** Begin TASK INPUTS **

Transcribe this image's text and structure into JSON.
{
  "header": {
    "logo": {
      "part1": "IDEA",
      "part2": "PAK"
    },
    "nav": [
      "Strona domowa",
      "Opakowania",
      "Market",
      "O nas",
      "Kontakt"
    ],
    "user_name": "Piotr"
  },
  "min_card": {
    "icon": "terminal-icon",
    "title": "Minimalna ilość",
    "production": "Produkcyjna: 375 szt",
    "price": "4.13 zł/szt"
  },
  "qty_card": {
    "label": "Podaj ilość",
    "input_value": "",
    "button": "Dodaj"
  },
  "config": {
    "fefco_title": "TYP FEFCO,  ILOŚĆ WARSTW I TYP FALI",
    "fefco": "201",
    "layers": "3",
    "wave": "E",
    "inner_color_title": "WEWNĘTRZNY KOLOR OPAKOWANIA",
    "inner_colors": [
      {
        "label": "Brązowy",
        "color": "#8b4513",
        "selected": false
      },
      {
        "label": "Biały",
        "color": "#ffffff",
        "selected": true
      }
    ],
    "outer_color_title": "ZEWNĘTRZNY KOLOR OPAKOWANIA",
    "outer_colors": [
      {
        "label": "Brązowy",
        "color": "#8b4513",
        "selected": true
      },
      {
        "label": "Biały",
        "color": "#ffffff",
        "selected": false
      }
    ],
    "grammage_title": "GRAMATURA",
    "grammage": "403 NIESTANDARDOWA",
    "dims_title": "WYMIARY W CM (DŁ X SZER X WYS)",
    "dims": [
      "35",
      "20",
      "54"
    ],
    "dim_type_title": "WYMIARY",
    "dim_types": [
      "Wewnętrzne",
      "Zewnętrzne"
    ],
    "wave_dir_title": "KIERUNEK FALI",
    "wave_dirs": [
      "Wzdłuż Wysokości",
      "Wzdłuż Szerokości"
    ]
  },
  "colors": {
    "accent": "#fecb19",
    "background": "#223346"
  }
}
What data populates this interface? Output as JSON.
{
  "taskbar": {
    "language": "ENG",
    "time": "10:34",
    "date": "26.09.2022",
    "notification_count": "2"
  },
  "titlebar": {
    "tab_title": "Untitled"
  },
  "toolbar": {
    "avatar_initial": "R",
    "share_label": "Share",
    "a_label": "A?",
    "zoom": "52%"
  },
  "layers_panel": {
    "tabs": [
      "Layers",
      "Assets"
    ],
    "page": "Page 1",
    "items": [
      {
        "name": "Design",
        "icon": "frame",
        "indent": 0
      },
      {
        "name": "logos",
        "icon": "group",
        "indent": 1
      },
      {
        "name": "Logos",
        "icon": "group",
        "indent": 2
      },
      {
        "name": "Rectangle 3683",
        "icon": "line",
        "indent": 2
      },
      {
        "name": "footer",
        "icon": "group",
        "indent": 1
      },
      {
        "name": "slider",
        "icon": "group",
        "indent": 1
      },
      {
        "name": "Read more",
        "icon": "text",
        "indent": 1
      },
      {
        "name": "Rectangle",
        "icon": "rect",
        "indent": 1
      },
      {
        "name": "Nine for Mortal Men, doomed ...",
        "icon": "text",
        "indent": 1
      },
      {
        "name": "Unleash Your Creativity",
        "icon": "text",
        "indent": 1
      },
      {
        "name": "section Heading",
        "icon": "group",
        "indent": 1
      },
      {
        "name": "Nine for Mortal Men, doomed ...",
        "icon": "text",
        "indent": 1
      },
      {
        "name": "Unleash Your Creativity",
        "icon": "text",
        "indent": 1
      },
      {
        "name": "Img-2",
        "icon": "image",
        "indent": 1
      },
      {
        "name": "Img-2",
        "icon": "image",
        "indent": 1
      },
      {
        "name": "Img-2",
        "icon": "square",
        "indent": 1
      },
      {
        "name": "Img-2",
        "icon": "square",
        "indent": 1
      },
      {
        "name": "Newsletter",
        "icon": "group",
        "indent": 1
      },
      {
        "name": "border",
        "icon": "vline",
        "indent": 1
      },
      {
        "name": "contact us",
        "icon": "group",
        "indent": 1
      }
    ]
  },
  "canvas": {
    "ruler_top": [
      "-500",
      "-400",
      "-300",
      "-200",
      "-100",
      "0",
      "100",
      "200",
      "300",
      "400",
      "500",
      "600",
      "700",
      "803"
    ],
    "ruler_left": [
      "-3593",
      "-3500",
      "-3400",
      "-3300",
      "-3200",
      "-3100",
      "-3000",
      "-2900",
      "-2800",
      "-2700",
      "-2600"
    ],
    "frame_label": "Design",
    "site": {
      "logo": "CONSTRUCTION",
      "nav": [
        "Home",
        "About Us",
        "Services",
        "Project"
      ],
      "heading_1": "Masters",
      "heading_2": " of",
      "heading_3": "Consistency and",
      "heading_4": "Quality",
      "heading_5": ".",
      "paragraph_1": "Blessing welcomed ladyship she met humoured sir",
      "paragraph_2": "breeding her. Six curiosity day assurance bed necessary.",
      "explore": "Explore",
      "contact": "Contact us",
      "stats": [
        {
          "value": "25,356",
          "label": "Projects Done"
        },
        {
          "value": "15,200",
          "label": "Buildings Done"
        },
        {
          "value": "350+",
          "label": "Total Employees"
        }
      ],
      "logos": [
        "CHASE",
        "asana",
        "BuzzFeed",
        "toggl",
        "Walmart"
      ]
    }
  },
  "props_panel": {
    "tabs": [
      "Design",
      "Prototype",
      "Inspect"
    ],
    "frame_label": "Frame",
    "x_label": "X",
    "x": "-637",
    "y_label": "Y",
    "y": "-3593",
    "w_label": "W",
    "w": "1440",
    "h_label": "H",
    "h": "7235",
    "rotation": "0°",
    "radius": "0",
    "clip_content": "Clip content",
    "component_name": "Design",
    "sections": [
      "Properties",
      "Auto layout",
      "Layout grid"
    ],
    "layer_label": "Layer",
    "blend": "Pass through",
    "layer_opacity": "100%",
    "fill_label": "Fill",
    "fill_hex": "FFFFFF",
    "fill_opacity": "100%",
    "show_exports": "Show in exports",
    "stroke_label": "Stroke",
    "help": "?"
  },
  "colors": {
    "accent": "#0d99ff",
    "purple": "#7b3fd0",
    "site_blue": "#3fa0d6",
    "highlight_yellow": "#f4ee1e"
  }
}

** End TASK INPUTS **

_DESCRIPTION OF THE TASK_.
Output the full listing without altering anything.

_CORRECT RESPONSE_.
Transcribe this image's text and structure into JSON.
{
  "header": {
    "logo": {
      "part1": "IDEA",
      "part2": "PAK"
    },
    "nav": [
      "Strona domowa",
      "Opakowania",
      "Market",
      "O nas",
      "Kontakt"
    ],
    "user_name": "Piotr"
  },
  "min_card": {
    "icon": "terminal-icon",
    "title": "Minimalna ilość",
    "production": "Produkcyjna: 375 szt",
    "price": "4.13 zł/szt"
  },
  "qty_card": {
    "label": "Podaj ilość",
    "input_value": "",
    "button": "Dodaj"
  },
  "config": {
    "fefco_title": "TYP FEFCO,  ILOŚĆ WARSTW I TYP FALI",
    "fefco": "201",
    "layers": "3",
    "wave": "E",
    "inner_color_title": "WEWNĘTRZNY KOLOR OPAKOWANIA",
    "inner_colors": [
      {
        "label": "Brązowy",
        "color": "#8b4513",
        "selected": false
      },
      {
        "label": "Biały",
        "color": "#ffffff",
        "selected": true
      }
    ],
    "outer_color_title": "ZEWNĘTRZNY KOLOR OPAKOWANIA",
    "outer_colors": [
      {
        "label": "Brązowy",
        "color": "#8b4513",
        "selected": true
      },
      {
        "label": "Biały",
        "color": "#ffffff",
        "selected": false
      }
    ],
    "grammage_title": "GRAMATURA",
    "grammage": "403 NIESTANDARDOWA",
    "dims_title": "WYMIARY W CM (DŁ X SZER X WYS)",
    "dims": [
      "35",
      "20",
      "54"
    ],
    "dim_type_title": "WYMIARY",
    "dim_types": [
      "Wewnętrzne",
      "Zewnętrzne"
    ],
    "wave_dir_title": "KIERUNEK FALI",
    "wave_dirs": [
      "Wzdłuż Wysokości",
      "Wzdłuż Szerokości"
    ]
  },
  "colors": {
    "accent": "#fecb19",
    "background": "#223346"
  }
}
What data populates this interface? Output as JSON.
{
  "taskbar": {
    "language": "ENG",
    "time": "10:34",
    "date": "26.09.2022",
    "notification_count": "2"
  },
  "titlebar": {
    "tab_title": "Untitled"
  },
  "toolbar": {
    "avatar_initial": "R",
    "share_label": "Share",
    "a_label": "A?",
    "zoom": "52%"
  },
  "layers_panel": {
    "tabs": [
      "Layers",
      "Assets"
    ],
    "page": "Page 1",
    "items": [
      {
        "name": "Design",
        "icon": "frame",
        "indent": 0
      },
      {
        "name": "logos",
        "icon": "group",
        "indent": 1
      },
      {
        "name": "Logos",
        "icon": "group",
        "indent": 2
      },
      {
        "name": "Rectangle 3683",
        "icon": "line",
        "indent": 2
      },
      {
        "name": "footer",
        "icon": "group",
        "indent": 1
      },
      {
        "name": "slider",
        "icon": "group",
        "indent": 1
      },
      {
        "name": "Read more",
        "icon": "text",
        "indent": 1
      },
      {
        "name": "Rectangle",
        "icon": "rect",
        "indent": 1
      },
      {
        "name": "Nine for Mortal Men, doomed ...",
        "icon": "text",
        "indent": 1
      },
      {
        "name": "Unleash Your Creativity",
        "icon": "text",
        "indent": 1
      },
      {
        "name": "section Heading",
        "icon": "group",
        "indent": 1
      },
      {
        "name": "Nine for Mortal Men, doomed ...",
        "icon": "text",
        "indent": 1
      },
      {
        "name": "Unleash Your Creativity",
        "icon": "text",
        "indent": 1
      },
      {
        "name": "Img-2",
        "icon": "image",
        "indent": 1
      },
      {
        "name": "Img-2",
        "icon": "image",
        "indent": 1
      },
      {
        "name": "Img-2",
        "icon": "square",
        "indent": 1
      },
      {
        "name": "Img-2",
        "icon": "square",
        "indent": 1
      },
      {
        "name": "Newsletter",
        "icon": "group",
        "indent": 1
      },
      {
        "name": "border",
        "icon": "vline",
        "indent": 1
      },
      {
        "name": "contact us",
        "icon": "group",
        "indent": 1
      }
    ]
  },
  "canvas": {
    "ruler_top": [
      "-500",
      "-400",
      "-300",
      "-200",
      "-100",
      "0",
      "100",
      "200",
      "300",
      "400",
      "500",
      "600",
      "700",
      "803"
    ],
    "ruler_left": [
      "-3593",
      "-3500",
      "-3400",
      "-3300",
      "-3200",
      "-3100",
      "-3000",
      "-2900",
      "-2800",
      "-2700",
      "-2600"
    ],
    "frame_label": "Design",
    "site": {
      "logo": "CONSTRUCTION",
      "nav": [
        "Home",
        "About Us",
        "Services",
        "Project"
      ],
      "heading_1": "Masters",
      "heading_2": " of",
      "heading_3": "Consistency and",
      "heading_4": "Quality",
      "heading_5": ".",
      "paragraph_1": "Blessing welcomed ladyship she met humoured sir",
      "paragraph_2": "breeding her. Six curiosity day assurance bed necessary.",
      "explore": "Explore",
      "contact": "Contact us",
      "stats": [
        {
          "value": "25,356",
          "label": "Projects Done"
        },
        {
          "value": "15,200",
          "label": "Buildings Done"
        },
        {
          "value": "350+",
          "label": "Total Employees"
        }
      ],
      "logos": [
        "CHASE",
        "asana",
        "BuzzFeed",
        "toggl",
        "Walmart"
      ]
    }
  },
  "props_panel": {
    "tabs": [
      "Design",
      "Prototype",
      "Inspect"
    ],
    "frame_label": "Frame",
    "x_label": "X",
    "x": "-637",
    "y_label": "Y",
    "y": "-3593",
    "w_label": "W",
    "w": "1440",
    "h_label": "H",
    "h": "7235",
    "rotation": "0°",
    "radius": "0",
    "clip_content": "Clip content",
    "component_name": "Design",
    "sections": [
      "Properties",
      "Auto layout",
      "Layout grid"
    ],
    "layer_label": "Layer",
    "blend": "Pass through",
    "layer_opacity": "100%",
    "fill_label": "Fill",
    "fill_hex": "FFFFFF",
    "fill_opacity": "100%",
    "show_exports": "Show in exports",
    "stroke_label": "Stroke",
    "help": "?"
  },
  "colors": {
    "accent": "#0d99ff",
    "purple": "#7b3fd0",
    "site_blue": "#3fa0d6",
    "highlight_yellow": "#f4ee1e"
  }
}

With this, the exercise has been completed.